### WHAT IS EXPECTED
Scan the data beneath this task and copy each line that includes "time".

### Data extracted from a collection
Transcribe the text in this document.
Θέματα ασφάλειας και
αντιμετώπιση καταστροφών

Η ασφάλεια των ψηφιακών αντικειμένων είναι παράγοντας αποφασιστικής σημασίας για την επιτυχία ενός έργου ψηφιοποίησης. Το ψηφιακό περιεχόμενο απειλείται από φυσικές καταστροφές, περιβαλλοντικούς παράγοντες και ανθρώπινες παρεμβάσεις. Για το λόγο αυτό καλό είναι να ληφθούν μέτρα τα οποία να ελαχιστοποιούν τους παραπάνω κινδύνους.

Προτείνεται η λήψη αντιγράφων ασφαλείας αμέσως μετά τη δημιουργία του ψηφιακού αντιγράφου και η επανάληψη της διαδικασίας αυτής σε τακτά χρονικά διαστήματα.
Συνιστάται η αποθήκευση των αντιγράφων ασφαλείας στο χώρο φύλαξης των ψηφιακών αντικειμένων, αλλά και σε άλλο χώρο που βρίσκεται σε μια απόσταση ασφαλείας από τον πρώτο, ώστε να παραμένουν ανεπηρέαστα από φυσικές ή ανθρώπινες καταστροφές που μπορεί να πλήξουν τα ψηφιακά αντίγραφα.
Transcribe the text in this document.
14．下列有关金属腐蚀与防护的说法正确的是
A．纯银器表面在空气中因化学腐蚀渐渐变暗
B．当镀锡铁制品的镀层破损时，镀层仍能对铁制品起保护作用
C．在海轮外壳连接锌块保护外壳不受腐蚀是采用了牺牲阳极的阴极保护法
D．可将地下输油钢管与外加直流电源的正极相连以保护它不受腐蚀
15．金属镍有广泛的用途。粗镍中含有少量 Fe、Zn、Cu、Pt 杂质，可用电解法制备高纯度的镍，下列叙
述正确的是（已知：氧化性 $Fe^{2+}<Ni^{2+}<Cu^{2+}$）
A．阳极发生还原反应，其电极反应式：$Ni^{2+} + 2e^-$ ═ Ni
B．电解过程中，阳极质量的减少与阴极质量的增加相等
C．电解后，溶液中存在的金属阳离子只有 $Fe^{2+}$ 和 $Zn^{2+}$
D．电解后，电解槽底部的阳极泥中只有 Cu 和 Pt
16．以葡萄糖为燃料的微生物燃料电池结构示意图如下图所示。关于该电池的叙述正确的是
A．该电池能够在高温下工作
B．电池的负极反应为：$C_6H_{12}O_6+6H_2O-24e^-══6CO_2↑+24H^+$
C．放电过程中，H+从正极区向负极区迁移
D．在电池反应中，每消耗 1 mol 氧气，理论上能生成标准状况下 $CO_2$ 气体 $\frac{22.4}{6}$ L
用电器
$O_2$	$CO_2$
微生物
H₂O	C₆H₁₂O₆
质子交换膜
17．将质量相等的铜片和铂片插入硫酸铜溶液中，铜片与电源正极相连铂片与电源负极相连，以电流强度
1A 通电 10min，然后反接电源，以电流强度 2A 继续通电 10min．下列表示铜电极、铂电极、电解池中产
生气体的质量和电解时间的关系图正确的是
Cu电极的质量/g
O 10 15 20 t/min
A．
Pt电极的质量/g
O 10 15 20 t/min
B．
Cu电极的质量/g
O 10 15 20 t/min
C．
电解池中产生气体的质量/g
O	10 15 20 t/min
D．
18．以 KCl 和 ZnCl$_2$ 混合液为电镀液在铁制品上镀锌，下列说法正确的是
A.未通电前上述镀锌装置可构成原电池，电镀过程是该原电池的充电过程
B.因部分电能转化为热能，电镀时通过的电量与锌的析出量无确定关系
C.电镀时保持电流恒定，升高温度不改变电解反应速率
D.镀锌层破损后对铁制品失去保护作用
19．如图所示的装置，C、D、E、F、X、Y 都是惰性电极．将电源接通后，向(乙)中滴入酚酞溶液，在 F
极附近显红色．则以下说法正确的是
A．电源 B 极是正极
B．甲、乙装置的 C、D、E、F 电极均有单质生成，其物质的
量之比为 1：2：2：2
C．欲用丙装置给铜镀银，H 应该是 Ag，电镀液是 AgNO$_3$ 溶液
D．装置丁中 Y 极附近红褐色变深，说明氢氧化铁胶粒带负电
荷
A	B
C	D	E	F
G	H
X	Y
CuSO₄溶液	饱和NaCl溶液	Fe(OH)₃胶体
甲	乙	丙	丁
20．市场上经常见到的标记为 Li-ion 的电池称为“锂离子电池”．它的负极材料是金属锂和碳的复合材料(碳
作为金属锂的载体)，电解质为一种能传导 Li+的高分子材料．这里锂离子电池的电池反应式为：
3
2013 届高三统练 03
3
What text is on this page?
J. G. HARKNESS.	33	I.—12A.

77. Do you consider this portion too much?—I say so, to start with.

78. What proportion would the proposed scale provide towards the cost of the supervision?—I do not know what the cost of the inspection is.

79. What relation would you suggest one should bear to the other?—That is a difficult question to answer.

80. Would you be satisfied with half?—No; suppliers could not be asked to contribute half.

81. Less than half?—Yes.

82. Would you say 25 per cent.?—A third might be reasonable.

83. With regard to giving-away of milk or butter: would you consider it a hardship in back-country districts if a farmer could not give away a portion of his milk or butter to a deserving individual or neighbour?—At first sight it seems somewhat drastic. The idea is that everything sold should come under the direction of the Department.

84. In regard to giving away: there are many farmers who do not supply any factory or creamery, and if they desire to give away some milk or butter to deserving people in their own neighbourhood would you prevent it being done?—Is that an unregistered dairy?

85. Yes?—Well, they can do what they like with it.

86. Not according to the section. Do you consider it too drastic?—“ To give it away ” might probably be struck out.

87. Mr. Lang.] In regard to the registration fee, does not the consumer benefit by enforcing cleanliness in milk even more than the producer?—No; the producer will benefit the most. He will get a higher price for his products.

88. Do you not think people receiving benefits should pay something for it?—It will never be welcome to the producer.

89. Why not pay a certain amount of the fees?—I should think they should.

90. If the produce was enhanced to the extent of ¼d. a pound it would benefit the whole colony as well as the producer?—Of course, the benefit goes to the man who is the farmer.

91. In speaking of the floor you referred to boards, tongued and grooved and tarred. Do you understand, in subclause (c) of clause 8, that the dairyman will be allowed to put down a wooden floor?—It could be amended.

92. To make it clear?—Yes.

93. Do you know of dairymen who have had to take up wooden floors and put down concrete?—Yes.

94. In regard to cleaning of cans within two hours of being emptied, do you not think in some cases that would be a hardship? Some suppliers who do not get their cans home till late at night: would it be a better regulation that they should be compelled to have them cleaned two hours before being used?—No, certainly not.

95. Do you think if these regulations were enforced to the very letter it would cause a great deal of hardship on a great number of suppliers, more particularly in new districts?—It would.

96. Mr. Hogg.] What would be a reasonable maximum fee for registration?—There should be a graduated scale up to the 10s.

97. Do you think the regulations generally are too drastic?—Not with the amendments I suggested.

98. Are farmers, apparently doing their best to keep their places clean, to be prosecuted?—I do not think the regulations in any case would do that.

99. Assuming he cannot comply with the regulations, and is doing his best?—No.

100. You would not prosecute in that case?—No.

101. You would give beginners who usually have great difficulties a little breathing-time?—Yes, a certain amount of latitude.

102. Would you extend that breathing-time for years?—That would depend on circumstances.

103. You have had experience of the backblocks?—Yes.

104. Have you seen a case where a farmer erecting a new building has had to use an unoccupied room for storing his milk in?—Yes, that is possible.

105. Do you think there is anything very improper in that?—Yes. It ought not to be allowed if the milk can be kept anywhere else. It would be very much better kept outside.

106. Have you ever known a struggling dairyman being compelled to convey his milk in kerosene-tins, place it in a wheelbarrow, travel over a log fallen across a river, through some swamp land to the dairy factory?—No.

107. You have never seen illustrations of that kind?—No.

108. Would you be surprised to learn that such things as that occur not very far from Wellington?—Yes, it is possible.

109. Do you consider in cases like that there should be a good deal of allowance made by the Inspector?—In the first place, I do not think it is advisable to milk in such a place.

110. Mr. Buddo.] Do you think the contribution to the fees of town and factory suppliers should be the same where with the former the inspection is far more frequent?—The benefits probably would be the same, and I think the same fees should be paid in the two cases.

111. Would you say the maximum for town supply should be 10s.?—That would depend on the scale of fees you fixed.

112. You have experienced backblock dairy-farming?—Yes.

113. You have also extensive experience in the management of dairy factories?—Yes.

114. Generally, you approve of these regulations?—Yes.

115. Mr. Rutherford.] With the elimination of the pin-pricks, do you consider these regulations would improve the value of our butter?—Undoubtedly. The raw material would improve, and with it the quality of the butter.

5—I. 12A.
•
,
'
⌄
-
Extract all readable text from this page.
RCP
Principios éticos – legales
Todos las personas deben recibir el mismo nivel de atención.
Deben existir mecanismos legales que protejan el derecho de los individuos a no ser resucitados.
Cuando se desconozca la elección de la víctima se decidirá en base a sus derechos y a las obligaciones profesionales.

### COMPLETE OUTPUT
101. You would give beginners who usually have great difficulties a little breathing-time?—Yes, a certain amount of latitude.
102. Would you extend that breathing-time for years?—That would depend on circumstances.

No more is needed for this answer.